Collected data entries
◇ ◇ ◇
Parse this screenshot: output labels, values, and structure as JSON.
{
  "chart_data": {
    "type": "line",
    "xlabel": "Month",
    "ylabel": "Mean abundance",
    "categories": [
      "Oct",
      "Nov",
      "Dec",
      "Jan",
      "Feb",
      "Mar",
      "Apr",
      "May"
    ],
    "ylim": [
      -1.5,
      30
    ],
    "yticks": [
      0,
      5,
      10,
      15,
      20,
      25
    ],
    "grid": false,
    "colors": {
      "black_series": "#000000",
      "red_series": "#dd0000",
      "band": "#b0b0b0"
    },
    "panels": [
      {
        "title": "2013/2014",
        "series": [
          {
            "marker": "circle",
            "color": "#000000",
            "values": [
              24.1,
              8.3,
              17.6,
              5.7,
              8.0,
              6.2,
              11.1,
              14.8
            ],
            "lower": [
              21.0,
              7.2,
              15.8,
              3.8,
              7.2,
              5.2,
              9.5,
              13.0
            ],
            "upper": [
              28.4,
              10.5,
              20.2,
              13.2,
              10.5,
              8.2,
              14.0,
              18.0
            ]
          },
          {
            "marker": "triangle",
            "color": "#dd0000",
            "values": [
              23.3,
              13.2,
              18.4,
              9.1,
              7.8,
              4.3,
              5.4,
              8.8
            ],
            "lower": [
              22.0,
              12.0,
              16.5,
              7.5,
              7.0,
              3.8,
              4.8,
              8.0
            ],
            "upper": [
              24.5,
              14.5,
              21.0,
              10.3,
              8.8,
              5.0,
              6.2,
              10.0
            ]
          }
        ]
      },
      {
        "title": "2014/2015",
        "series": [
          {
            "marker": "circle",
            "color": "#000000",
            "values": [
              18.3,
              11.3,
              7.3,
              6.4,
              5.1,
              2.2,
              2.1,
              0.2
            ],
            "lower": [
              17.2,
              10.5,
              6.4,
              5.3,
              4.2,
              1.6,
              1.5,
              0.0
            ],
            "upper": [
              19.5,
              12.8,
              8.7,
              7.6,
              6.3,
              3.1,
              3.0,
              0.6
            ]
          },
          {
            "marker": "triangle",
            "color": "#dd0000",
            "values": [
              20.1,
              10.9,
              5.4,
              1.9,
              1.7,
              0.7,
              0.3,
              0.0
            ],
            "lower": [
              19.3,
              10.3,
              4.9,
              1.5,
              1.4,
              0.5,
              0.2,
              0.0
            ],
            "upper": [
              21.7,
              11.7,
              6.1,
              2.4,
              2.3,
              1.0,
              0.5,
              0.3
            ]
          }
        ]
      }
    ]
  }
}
◇ ◇ ◇
■ EXERCISE GOAL: Reproduce all the records precisely.

■ OUTPUT FOR THIS TASK:
Parse this screenshot: output labels, values, and structure as JSON.
{
  "chart_data": {
    "type": "line",
    "xlabel": "Month",
    "ylabel": "Mean abundance",
    "categories": [
      "Oct",
      "Nov",
      "Dec",
      "Jan",
      "Feb",
      "Mar",
      "Apr",
      "May"
    ],
    "ylim": [
      -1.5,
      30
    ],
    "yticks": [
      0,
      5,
      10,
      15,
      20,
      25
    ],
    "grid": false,
    "colors": {
      "black_series": "#000000",
      "red_series": "#dd0000",
      "band": "#b0b0b0"
    },
    "panels": [
      {
        "title": "2013/2014",
        "series": [
          {
            "marker": "circle",
            "color": "#000000",
            "values": [
              24.1,
              8.3,
              17.6,
              5.7,
              8.0,
              6.2,
              11.1,
              14.8
            ],
            "lower": [
              21.0,
              7.2,
              15.8,
              3.8,
              7.2,
              5.2,
              9.5,
              13.0
            ],
            "upper": [
              28.4,
              10.5,
              20.2,
              13.2,
              10.5,
              8.2,
              14.0,
              18.0
            ]
          },
          {
            "marker": "triangle",
            "color": "#dd0000",
            "values": [
              23.3,
              13.2,
              18.4,
              9.1,
              7.8,
              4.3,
              5.4,
              8.8
            ],
            "lower": [
              22.0,
              12.0,
              16.5,
              7.5,
              7.0,
              3.8,
              4.8,
              8.0
            ],
            "upper": [
              24.5,
              14.5,
              21.0,
              10.3,
              8.8,
              5.0,
              6.2,
              10.0
            ]
          }
        ]
      },
      {
        "title": "2014/2015",
        "series": [
          {
            "marker": "circle",
            "color": "#000000",
            "values": [
              18.3,
              11.3,
              7.3,
              6.4,
              5.1,
              2.2,
              2.1,
              0.2
            ],
            "lower": [
              17.2,
              10.5,
              6.4,
              5.3,
              4.2,
              1.6,
              1.5,
              0.0
            ],
            "upper": [
              19.5,
              12.8,
              8.7,
              7.6,
              6.3,
              3.1,
              3.0,
              0.6
            ]
          },
          {
            "marker": "triangle",
            "color": "#dd0000",
            "values": [
              20.1,
              10.9,
              5.4,
              1.9,
              1.7,
              0.7,
              0.3,
              0.0
            ],
            "lower": [
              19.3,
              10.3,
              4.9,
              1.5,
              1.4,
              0.5,
              0.2,
              0.0
            ],
            "upper": [
              21.7,
              11.7,
              6.1,
              2.4,
              2.3,
              1.0,
              0.5,
              0.3
            ]
          }
        ]
      }
    ]
  }
}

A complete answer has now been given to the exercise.